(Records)

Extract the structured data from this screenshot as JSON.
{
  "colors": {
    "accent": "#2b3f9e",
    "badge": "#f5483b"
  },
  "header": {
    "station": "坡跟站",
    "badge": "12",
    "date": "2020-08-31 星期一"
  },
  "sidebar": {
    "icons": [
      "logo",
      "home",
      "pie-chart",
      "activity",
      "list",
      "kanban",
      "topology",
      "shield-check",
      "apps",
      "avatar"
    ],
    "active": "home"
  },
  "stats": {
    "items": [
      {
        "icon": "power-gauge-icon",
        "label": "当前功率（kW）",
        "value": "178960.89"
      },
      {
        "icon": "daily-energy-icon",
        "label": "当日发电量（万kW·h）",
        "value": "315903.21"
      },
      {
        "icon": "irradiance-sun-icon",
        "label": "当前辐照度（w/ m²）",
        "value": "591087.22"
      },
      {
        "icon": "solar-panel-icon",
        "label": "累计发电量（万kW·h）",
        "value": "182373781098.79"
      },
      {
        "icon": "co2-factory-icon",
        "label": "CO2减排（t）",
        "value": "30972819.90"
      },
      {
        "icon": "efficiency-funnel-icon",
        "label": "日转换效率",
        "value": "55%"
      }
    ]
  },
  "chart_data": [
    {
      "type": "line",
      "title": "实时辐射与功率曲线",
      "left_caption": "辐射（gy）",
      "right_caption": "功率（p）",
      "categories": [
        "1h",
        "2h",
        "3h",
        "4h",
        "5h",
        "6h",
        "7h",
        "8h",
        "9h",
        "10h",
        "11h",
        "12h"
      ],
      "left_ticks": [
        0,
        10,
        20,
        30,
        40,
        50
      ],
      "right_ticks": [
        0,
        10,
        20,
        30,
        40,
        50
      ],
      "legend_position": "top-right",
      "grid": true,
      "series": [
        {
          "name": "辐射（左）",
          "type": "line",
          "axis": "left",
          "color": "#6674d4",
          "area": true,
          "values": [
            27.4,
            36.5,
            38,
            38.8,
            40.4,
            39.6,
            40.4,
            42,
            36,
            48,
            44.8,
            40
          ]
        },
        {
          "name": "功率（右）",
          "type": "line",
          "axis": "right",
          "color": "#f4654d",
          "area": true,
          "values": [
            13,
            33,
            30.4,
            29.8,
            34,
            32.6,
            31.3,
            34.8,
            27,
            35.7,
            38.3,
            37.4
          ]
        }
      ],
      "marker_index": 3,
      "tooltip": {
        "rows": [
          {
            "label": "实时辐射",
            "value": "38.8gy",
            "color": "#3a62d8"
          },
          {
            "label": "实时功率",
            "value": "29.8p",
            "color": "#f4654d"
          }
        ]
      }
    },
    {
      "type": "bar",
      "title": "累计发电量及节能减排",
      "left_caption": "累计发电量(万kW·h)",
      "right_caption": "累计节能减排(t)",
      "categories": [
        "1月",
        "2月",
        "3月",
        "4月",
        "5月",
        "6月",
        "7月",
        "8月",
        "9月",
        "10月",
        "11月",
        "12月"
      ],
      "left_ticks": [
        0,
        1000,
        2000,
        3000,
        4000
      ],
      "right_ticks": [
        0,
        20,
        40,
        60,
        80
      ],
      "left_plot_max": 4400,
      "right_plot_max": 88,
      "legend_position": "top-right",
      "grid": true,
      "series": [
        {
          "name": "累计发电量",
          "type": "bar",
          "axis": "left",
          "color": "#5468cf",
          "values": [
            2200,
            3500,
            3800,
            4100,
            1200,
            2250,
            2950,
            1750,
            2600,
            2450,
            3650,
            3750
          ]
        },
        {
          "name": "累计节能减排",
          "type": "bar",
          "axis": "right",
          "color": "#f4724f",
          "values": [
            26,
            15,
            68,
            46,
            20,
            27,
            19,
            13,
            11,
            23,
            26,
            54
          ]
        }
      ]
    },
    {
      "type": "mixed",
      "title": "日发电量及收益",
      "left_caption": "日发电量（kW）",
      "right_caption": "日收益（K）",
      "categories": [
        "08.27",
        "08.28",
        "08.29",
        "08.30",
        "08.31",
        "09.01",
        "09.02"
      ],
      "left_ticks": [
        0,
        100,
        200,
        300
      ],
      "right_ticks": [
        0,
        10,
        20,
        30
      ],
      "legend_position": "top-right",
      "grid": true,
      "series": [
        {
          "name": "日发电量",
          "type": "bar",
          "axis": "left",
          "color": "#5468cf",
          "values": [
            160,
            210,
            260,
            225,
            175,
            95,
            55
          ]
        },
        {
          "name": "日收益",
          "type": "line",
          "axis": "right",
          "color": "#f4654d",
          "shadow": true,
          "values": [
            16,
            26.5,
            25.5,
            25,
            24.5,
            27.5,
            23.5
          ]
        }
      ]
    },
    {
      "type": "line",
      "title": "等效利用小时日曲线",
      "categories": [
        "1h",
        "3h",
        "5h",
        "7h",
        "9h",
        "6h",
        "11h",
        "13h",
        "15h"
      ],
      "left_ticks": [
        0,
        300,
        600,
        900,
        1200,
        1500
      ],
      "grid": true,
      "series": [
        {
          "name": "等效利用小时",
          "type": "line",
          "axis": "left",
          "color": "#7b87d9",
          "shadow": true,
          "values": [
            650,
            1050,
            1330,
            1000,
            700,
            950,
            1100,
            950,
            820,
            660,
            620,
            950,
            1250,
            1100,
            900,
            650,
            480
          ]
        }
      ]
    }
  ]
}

> **What to do**
Your task is to repeat each line of the material exactly.

> **Expected output**
Extract the structured data from this screenshot as JSON.
{
  "colors": {
    "accent": "#2b3f9e",
    "badge": "#f5483b"
  },
  "header": {
    "station": "坡跟站",
    "badge": "12",
    "date": "2020-08-31 星期一"
  },
  "sidebar": {
    "icons": [
      "logo",
      "home",
      "pie-chart",
      "activity",
      "list",
      "kanban",
      "topology",
      "shield-check",
      "apps",
      "avatar"
    ],
    "active": "home"
  },
  "stats": {
    "items": [
      {
        "icon": "power-gauge-icon",
        "label": "当前功率（kW）",
        "value": "178960.89"
      },
      {
        "icon": "daily-energy-icon",
        "label": "当日发电量（万kW·h）",
        "value": "315903.21"
      },
      {
        "icon": "irradiance-sun-icon",
        "label": "当前辐照度（w/ m²）",
        "value": "591087.22"
      },
      {
        "icon": "solar-panel-icon",
        "label": "累计发电量（万kW·h）",
        "value": "182373781098.79"
      },
      {
        "icon": "co2-factory-icon",
        "label": "CO2减排（t）",
        "value": "30972819.90"
      },
      {
        "icon": "efficiency-funnel-icon",
        "label": "日转换效率",
        "value": "55%"
      }
    ]
  },
  "chart_data": [
    {
      "type": "line",
      "title": "实时辐射与功率曲线",
      "left_caption": "辐射（gy）",
      "right_caption": "功率（p）",
      "categories": [
        "1h",
        "2h",
        "3h",
        "4h",
        "5h",
        "6h",
        "7h",
        "8h",
        "9h",
        "10h",
        "11h",
        "12h"
      ],
      "left_ticks": [
        0,
        10,
        20,
        30,
        40,
        50
      ],
      "right_ticks": [
        0,
        10,
        20,
        30,
        40,
        50
      ],
      "legend_position": "top-right",
      "grid": true,
      "series": [
        {
          "name": "辐射（左）",
          "type": "line",
          "axis": "left",
          "color": "#6674d4",
          "area": true,
          "values": [
            27.4,
            36.5,
            38,
            38.8,
            40.4,
            39.6,
            40.4,
            42,
            36,
            48,
            44.8,
            40
          ]
        },
        {
          "name": "功率（右）",
          "type": "line",
          "axis": "right",
          "color": "#f4654d",
          "area": true,
          "values": [
            13,
            33,
            30.4,
            29.8,
            34,
            32.6,
            31.3,
            34.8,
            27,
            35.7,
            38.3,
            37.4
          ]
        }
      ],
      "marker_index": 3,
      "tooltip": {
        "rows": [
          {
            "label": "实时辐射",
            "value": "38.8gy",
            "color": "#3a62d8"
          },
          {
            "label": "实时功率",
            "value": "29.8p",
            "color": "#f4654d"
          }
        ]
      }
    },
    {
      "type": "bar",
      "title": "累计发电量及节能减排",
      "left_caption": "累计发电量(万kW·h)",
      "right_caption": "累计节能减排(t)",
      "categories": [
        "1月",
        "2月",
        "3月",
        "4月",
        "5月",
        "6月",
        "7月",
        "8月",
        "9月",
        "10月",
        "11月",
        "12月"
      ],
      "left_ticks": [
        0,
        1000,
        2000,
        3000,
        4000
      ],
      "right_ticks": [
        0,
        20,
        40,
        60,
        80
      ],
      "left_plot_max": 4400,
      "right_plot_max": 88,
      "legend_position": "top-right",
      "grid": true,
      "series": [
        {
          "name": "累计发电量",
          "type": "bar",
          "axis": "left",
          "color": "#5468cf",
          "values": [
            2200,
            3500,
            3800,
            4100,
            1200,
            2250,
            2950,
            1750,
            2600,
            2450,
            3650,
            3750
          ]
        },
        {
          "name": "累计节能减排",
          "type": "bar",
          "axis": "right",
          "color": "#f4724f",
          "values": [
            26,
            15,
            68,
            46,
            20,
            27,
            19,
            13,
            11,
            23,
            26,
            54
          ]
        }
      ]
    },
    {
      "type": "mixed",
      "title": "日发电量及收益",
      "left_caption": "日发电量（kW）",
      "right_caption": "日收益（K）",
      "categories": [
        "08.27",
        "08.28",
        "08.29",
        "08.30",
        "08.31",
        "09.01",
        "09.02"
      ],
      "left_ticks": [
        0,
        100,
        200,
        300
      ],
      "right_ticks": [
        0,
        10,
        20,
        30
      ],
      "legend_position": "top-right",
      "grid": true,
      "series": [
        {
          "name": "日发电量",
          "type": "bar",
          "axis": "left",
          "color": "#5468cf",
          "values": [
            160,
            210,
            260,
            225,
            175,
            95,
            55
          ]
        },
        {
          "name": "日收益",
          "type": "line",
          "axis": "right",
          "color": "#f4654d",
          "shadow": true,
          "values": [
            16,
            26.5,
            25.5,
            25,
            24.5,
            27.5,
            23.5
          ]
        }
      ]
    },
    {
      "type": "line",
      "title": "等效利用小时日曲线",
      "categories": [
        "1h",
        "3h",
        "5h",
        "7h",
        "9h",
        "6h",
        "11h",
        "13h",
        "15h"
      ],
      "left_ticks": [
        0,
        300,
        600,
        900,
        1200,
        1500
      ],
      "grid": true,
      "series": [
        {
          "name": "等效利用小时",
          "type": "line",
          "axis": "left",
          "color": "#7b87d9",
          "shadow": true,
          "values": [
            650,
            1050,
            1330,
            1000,
            700,
            950,
            1100,
            950,
            820,
            660,
            620,
            950,
            1250,
            1100,
            900,
            650,
            480
          ]
        }
      ]
    }
  ]
}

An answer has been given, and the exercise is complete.